Start
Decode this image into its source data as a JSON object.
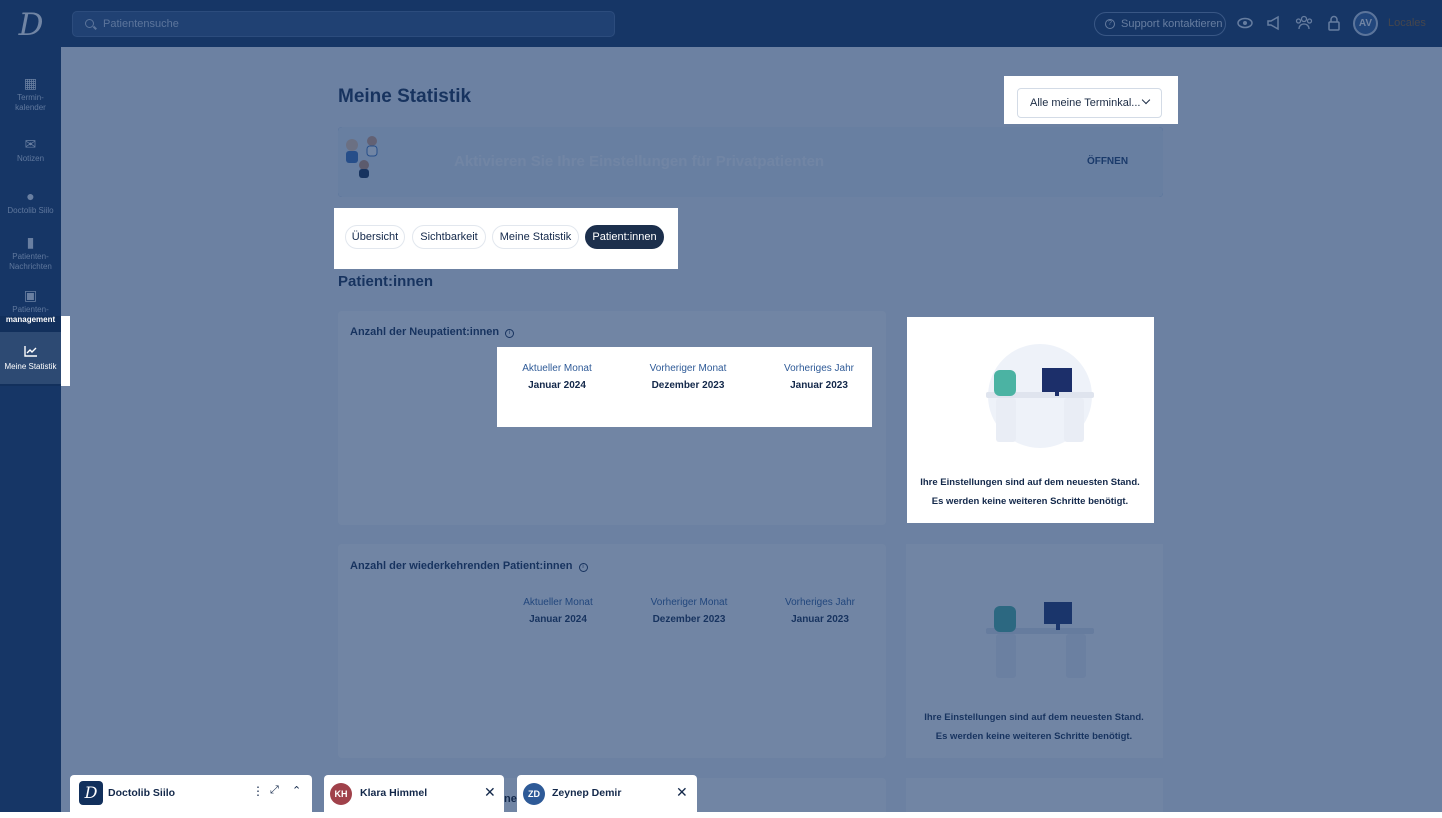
{
  "topbar": {
    "search_placeholder": "Patientensuche",
    "support_label": "Support kontaktieren",
    "avatar_initials": "AV",
    "locales_label": "Locales",
    "icons": [
      "eye-icon",
      "megaphone-icon",
      "team-icon",
      "lock-icon"
    ]
  },
  "sidebar": {
    "items": [
      {
        "label": "Termin-\nkalender",
        "icon": "calendar-icon"
      },
      {
        "label": "Notizen",
        "icon": "mail-icon"
      },
      {
        "label": "Doctolib Siilo",
        "icon": "chat-icon"
      },
      {
        "label": "Patienten-\nNachrichten",
        "icon": "message-icon"
      },
      {
        "label": "Patienten-",
        "label2": "management",
        "icon": "clipboard-icon"
      },
      {
        "label": "Meine Statistik",
        "icon": "chart-icon"
      }
    ]
  },
  "page": {
    "title": "Meine Statistik",
    "dropdown_value": "Alle meine Terminkal...",
    "banner_title": "Aktivieren Sie Ihre Einstellungen für Privatpatienten",
    "banner_button": "ÖFFNEN",
    "tabs": [
      "Übersicht",
      "Sichtbarkeit",
      "Meine Statistik",
      "Patient:innen"
    ],
    "active_tab": "Patient:innen",
    "section_title": "Patient:innen"
  },
  "cards": [
    {
      "title": "Anzahl der Neupatient:innen",
      "columns": [
        {
          "label": "Aktueller Monat",
          "value": "Januar 2024"
        },
        {
          "label": "Vorheriger Monat",
          "value": "Dezember 2023"
        },
        {
          "label": "Vorheriges Jahr",
          "value": "Januar 2023"
        }
      ],
      "side_message_line1": "Ihre Einstellungen sind auf dem neuesten Stand.",
      "side_message_line2": "Es werden keine weiteren Schritte benötigt."
    },
    {
      "title": "Anzahl der wiederkehrenden Patient:innen",
      "columns": [
        {
          "label": "Aktueller Monat",
          "value": "Januar 2024"
        },
        {
          "label": "Vorheriger Monat",
          "value": "Dezember 2023"
        },
        {
          "label": "Vorheriges Jahr",
          "value": "Januar 2023"
        }
      ],
      "side_message_line1": "Ihre Einstellungen sind auf dem neuesten Stand.",
      "side_message_line2": "Es werden keine weiteren Schritte benötigt."
    }
  ],
  "dock": {
    "siilo_label": "Doctolib Siilo",
    "chats": [
      {
        "initials": "KH",
        "name": "Klara Himmel",
        "color": "#a0414a"
      },
      {
        "initials": "ZD",
        "name": "Zeynep Demir",
        "color": "#2e5a97"
      }
    ],
    "partial_text": "ne"
  },
  "colors": {
    "navy": "#12305c",
    "accent": "#2e5a97",
    "overlay": "#1a3a6c"
  }
}
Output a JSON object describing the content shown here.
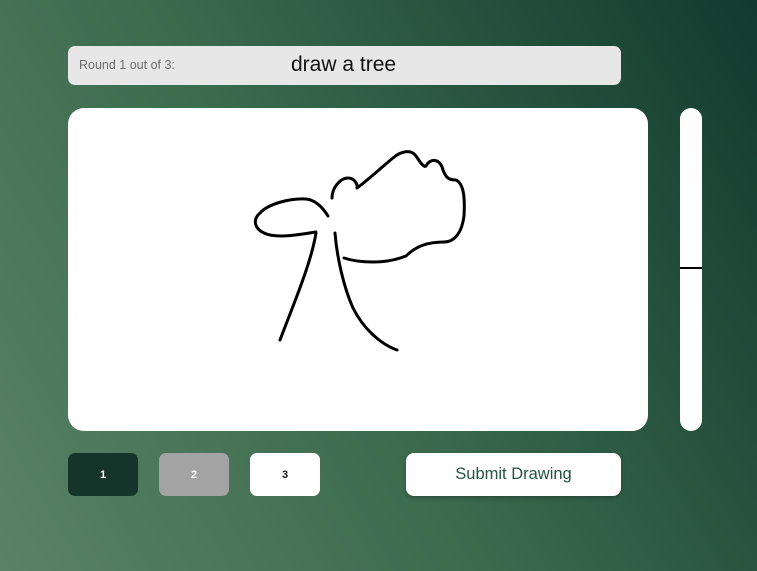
End
What is expected =
Return all of the data exactly as written, and drop the pictures.

Task solution =
Decode this image into its source data as a JSON object.
{
  "topbar": {
    "search_placeholder": "Patientensuche",
    "support_label": "Support kontaktieren",
    "avatar_initials": "AV",
    "locales_label": "Locales",
    "icons": [
      "eye-icon",
      "megaphone-icon",
      "team-icon",
      "lock-icon"
    ]
  },
  "sidebar": {
    "items": [
      {
        "label": "Termin-\nkalender",
        "icon": "calendar-icon"
      },
      {
        "label": "Notizen",
        "icon": "mail-icon"
      },
      {
        "label": "Doctolib Siilo",
        "icon": "chat-icon"
      },
      {
        "label": "Patienten-\nNachrichten",
        "icon": "message-icon"
      },
      {
        "label": "Patienten-",
        "label2": "management",
        "icon": "clipboard-icon"
      },
      {
        "label": "Meine Statistik",
        "icon": "chart-icon"
      }
    ]
  },
  "page": {
    "title": "Meine Statistik",
    "dropdown_value": "Alle meine Terminkal...",
    "banner_title": "Aktivieren Sie Ihre Einstellungen für Privatpatienten",
    "banner_button": "ÖFFNEN",
    "tabs": [
      "Übersicht",
      "Sichtbarkeit",
      "Meine Statistik",
      "Patient:innen"
    ],
    "active_tab": "Patient:innen",
    "section_title": "Patient:innen"
  },
  "cards": [
    {
      "title": "Anzahl der Neupatient:innen",
      "columns": [
        {
          "label": "Aktueller Monat",
          "value": "Januar 2024"
        },
        {
          "label": "Vorheriger Monat",
          "value": "Dezember 2023"
        },
        {
          "label": "Vorheriges Jahr",
          "value": "Januar 2023"
        }
      ],
      "side_message_line1": "Ihre Einstellungen sind auf dem neuesten Stand.",
      "side_message_line2": "Es werden keine weiteren Schritte benötigt."
    },
    {
      "title": "Anzahl der wiederkehrenden Patient:innen",
      "columns": [
        {
          "label": "Aktueller Monat",
          "value": "Januar 2024"
        },
        {
          "label": "Vorheriger Monat",
          "value": "Dezember 2023"
        },
        {
          "label": "Vorheriges Jahr",
          "value": "Januar 2023"
        }
      ],
      "side_message_line1": "Ihre Einstellungen sind auf dem neuesten Stand.",
      "side_message_line2": "Es werden keine weiteren Schritte benötigt."
    }
  ],
  "dock": {
    "siilo_label": "Doctolib Siilo",
    "chats": [
      {
        "initials": "KH",
        "name": "Klara Himmel",
        "color": "#a0414a"
      },
      {
        "initials": "ZD",
        "name": "Zeynep Demir",
        "color": "#2e5a97"
      }
    ],
    "partial_text": "ne"
  },
  "colors": {
    "navy": "#12305c",
    "accent": "#2e5a97",
    "overlay": "#1a3a6c"
  }
}
Output a JSON object describing the content shown here.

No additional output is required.